↓
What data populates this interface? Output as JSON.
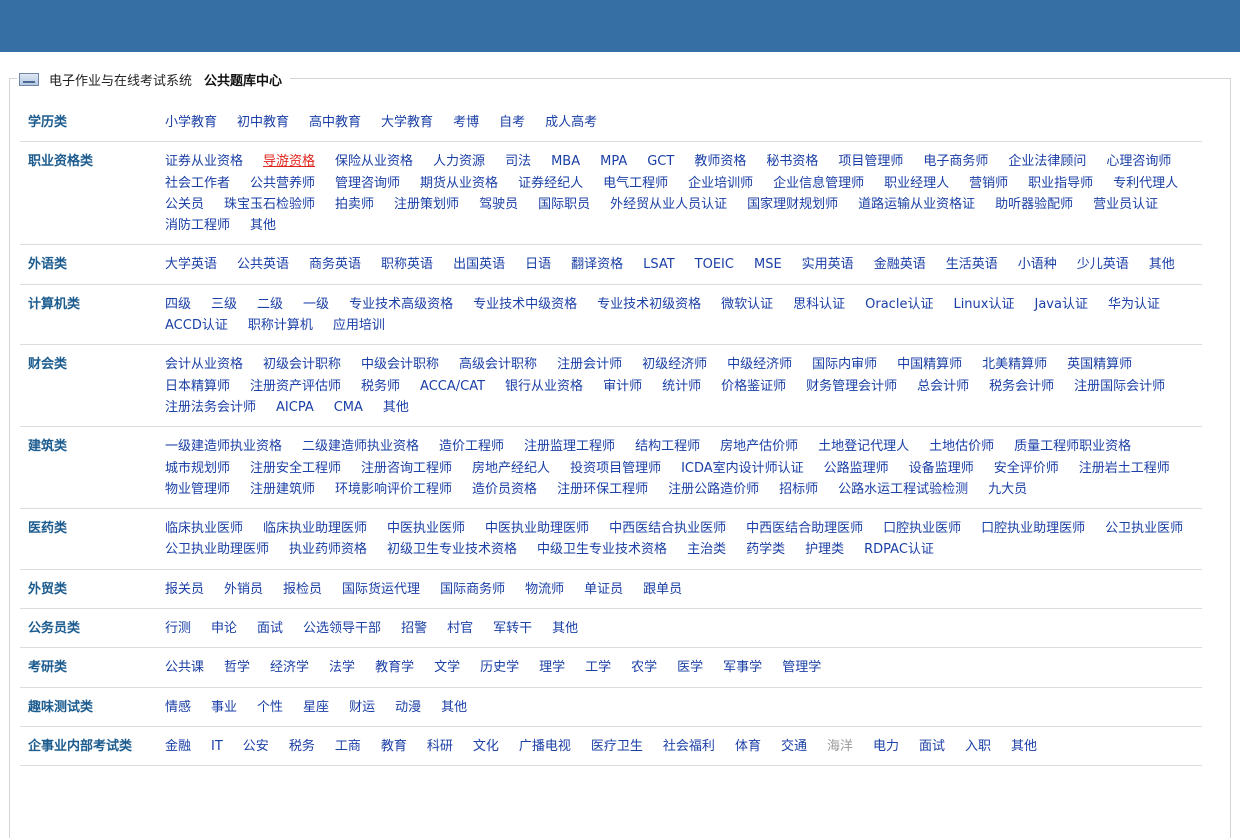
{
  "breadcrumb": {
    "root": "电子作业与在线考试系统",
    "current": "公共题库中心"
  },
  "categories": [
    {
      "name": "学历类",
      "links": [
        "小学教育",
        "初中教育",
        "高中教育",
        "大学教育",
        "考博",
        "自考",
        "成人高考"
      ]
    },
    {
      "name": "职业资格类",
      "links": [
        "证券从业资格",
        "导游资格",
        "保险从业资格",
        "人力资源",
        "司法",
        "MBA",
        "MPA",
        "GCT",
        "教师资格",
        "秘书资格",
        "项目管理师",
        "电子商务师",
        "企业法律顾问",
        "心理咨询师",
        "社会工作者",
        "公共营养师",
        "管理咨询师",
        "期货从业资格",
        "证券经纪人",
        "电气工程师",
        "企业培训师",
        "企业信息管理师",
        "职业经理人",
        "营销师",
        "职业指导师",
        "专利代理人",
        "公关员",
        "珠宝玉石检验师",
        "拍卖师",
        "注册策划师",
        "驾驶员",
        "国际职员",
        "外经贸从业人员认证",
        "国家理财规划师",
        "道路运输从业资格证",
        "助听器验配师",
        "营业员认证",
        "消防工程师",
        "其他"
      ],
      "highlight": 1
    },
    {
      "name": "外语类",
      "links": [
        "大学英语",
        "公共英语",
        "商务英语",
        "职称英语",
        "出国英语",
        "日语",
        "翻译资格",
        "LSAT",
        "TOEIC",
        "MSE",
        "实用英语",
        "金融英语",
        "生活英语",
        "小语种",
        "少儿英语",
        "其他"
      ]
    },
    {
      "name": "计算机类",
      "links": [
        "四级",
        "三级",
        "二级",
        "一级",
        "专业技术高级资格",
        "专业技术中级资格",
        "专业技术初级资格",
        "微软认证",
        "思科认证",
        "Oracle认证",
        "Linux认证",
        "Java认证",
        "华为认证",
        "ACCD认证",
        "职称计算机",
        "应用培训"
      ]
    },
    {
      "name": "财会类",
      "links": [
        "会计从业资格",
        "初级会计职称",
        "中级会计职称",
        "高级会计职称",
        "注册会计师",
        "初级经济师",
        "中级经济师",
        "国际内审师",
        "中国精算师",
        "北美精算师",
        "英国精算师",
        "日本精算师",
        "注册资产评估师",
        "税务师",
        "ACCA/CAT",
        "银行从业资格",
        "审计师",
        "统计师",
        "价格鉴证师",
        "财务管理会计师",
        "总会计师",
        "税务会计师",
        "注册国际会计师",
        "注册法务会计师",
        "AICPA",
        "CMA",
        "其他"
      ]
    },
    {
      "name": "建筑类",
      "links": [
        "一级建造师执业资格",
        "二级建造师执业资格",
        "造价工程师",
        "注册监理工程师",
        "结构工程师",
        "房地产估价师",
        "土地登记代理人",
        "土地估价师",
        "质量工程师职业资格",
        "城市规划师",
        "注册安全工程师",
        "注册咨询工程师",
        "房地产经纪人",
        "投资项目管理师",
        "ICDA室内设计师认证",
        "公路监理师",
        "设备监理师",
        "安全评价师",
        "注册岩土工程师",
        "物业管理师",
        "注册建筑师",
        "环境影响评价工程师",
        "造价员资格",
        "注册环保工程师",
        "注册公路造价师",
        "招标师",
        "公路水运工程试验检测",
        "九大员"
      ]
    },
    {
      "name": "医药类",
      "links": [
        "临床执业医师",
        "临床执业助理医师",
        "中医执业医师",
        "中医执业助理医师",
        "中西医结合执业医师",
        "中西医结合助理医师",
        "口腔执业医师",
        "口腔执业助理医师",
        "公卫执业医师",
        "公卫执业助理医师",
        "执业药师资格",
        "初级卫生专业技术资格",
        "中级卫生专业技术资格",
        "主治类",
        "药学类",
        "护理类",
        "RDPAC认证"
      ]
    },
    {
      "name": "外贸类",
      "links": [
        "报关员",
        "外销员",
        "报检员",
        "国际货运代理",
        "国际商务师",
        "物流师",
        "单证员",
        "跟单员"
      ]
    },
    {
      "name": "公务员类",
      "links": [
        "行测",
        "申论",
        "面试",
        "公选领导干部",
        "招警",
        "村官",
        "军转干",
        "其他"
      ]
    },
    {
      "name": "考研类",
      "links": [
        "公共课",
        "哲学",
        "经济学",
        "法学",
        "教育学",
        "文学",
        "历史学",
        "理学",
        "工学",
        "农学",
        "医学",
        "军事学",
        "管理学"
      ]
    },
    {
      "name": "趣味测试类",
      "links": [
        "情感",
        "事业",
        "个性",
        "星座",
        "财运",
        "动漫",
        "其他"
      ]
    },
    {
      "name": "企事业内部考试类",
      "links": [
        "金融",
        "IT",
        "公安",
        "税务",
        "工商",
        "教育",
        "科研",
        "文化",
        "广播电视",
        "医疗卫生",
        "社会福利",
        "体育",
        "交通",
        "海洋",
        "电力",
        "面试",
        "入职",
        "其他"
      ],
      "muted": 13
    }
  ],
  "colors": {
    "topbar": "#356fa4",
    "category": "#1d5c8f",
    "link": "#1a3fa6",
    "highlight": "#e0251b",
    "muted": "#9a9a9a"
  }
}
↑
↓
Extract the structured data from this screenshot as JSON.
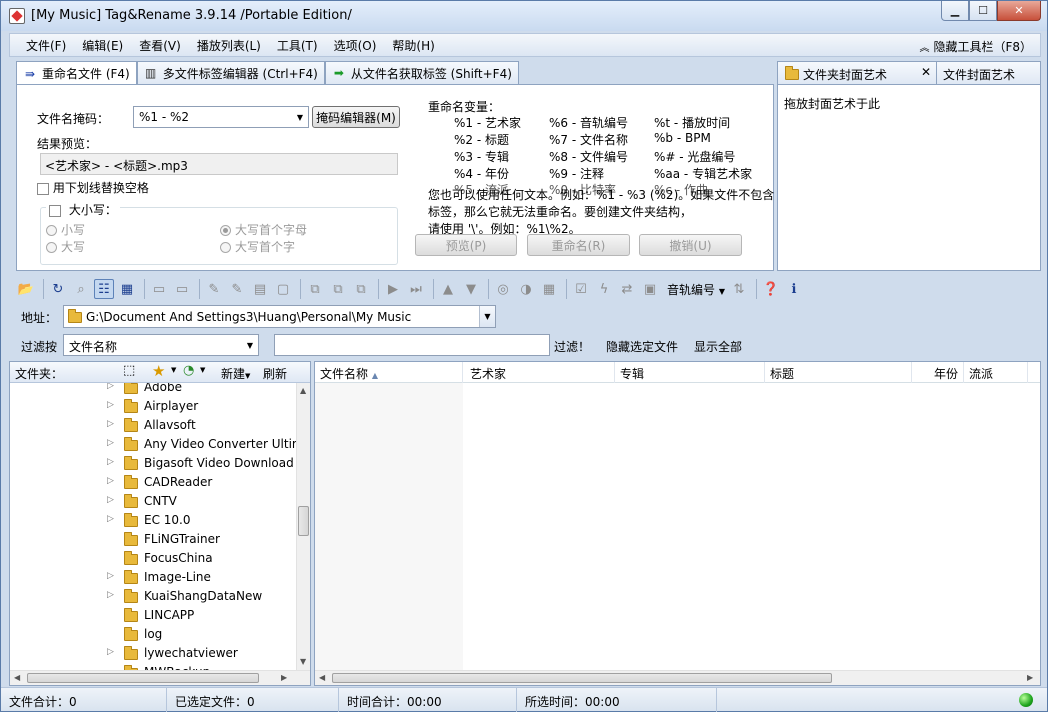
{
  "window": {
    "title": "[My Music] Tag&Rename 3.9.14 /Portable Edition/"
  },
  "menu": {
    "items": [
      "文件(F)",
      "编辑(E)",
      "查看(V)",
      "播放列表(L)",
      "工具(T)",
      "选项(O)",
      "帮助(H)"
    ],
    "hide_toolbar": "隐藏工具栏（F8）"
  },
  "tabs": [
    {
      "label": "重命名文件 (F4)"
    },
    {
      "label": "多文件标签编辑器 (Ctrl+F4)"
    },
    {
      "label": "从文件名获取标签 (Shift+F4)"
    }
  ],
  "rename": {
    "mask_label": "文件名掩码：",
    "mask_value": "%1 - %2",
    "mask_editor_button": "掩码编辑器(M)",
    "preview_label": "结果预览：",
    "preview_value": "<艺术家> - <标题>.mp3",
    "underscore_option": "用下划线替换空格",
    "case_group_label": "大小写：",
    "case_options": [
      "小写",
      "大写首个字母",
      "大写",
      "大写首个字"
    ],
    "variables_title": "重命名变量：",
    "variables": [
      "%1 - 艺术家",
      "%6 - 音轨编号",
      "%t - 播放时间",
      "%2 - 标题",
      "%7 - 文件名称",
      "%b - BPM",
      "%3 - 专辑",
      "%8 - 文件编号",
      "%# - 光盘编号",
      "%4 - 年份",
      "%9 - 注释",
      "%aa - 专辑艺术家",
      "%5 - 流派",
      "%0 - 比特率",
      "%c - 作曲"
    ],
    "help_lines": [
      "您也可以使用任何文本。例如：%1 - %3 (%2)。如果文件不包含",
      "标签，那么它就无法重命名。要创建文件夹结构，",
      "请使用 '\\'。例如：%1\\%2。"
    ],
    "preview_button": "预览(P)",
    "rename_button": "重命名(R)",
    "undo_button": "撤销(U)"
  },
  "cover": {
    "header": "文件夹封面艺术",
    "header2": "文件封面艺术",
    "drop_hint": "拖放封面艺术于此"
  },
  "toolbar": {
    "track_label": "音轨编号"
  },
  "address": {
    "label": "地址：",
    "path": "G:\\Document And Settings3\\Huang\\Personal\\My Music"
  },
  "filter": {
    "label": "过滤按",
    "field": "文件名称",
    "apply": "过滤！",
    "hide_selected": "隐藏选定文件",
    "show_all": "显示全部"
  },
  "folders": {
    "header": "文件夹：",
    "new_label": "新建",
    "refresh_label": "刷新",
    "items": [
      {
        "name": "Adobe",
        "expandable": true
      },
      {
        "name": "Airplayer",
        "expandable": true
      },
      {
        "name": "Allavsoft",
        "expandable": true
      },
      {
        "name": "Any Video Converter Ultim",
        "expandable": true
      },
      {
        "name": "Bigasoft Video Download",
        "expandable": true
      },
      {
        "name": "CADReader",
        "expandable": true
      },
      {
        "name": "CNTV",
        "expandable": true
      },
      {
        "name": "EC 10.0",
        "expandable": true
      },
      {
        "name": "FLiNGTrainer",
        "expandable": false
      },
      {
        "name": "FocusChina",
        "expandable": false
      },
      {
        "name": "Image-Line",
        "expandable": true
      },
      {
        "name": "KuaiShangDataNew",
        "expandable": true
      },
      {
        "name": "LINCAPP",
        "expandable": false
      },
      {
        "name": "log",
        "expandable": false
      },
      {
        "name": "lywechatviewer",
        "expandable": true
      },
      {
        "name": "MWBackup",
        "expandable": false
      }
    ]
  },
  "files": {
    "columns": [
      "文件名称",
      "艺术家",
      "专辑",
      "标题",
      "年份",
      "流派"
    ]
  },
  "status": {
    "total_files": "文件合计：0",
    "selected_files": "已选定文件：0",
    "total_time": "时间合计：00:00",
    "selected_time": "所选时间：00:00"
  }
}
↑
↓
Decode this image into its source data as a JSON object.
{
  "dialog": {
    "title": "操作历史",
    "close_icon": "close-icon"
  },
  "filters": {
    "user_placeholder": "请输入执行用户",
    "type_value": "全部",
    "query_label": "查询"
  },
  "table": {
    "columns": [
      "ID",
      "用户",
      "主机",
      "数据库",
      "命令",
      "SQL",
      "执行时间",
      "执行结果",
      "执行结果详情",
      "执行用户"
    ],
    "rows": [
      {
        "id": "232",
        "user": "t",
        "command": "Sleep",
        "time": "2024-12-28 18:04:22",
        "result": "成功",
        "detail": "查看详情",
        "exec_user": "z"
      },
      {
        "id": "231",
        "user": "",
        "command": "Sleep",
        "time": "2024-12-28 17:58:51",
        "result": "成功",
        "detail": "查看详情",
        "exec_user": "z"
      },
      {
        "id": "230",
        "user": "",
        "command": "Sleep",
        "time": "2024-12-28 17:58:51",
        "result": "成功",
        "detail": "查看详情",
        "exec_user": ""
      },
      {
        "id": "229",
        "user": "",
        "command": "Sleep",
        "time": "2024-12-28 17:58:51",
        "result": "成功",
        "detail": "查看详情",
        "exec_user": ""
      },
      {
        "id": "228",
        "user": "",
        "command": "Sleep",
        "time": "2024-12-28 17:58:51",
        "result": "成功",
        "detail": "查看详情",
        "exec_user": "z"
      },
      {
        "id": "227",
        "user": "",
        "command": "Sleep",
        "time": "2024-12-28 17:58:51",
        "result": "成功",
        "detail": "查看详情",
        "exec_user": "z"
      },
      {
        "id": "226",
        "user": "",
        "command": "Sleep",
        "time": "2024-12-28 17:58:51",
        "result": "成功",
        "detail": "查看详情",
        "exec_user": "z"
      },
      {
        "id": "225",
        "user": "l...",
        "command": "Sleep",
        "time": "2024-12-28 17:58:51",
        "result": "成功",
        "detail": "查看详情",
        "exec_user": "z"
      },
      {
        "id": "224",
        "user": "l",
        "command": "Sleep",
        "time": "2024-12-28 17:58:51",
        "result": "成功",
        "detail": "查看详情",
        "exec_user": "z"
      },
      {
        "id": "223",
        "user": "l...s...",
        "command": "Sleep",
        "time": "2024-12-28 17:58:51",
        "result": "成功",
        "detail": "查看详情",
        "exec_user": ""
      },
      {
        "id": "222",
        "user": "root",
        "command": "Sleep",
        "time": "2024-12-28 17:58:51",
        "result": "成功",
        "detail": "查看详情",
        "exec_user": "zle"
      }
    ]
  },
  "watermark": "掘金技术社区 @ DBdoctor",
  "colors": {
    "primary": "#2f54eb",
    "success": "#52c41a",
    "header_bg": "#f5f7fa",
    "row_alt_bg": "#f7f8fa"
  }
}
↑
* **Written request**
Find and copy each line above that includes the string "JSON".

* **The response**
What data populates this interface? Output as JSON.
Extract the structured data from this screenshot as JSON.
Decode this image into its source data as a JSON object.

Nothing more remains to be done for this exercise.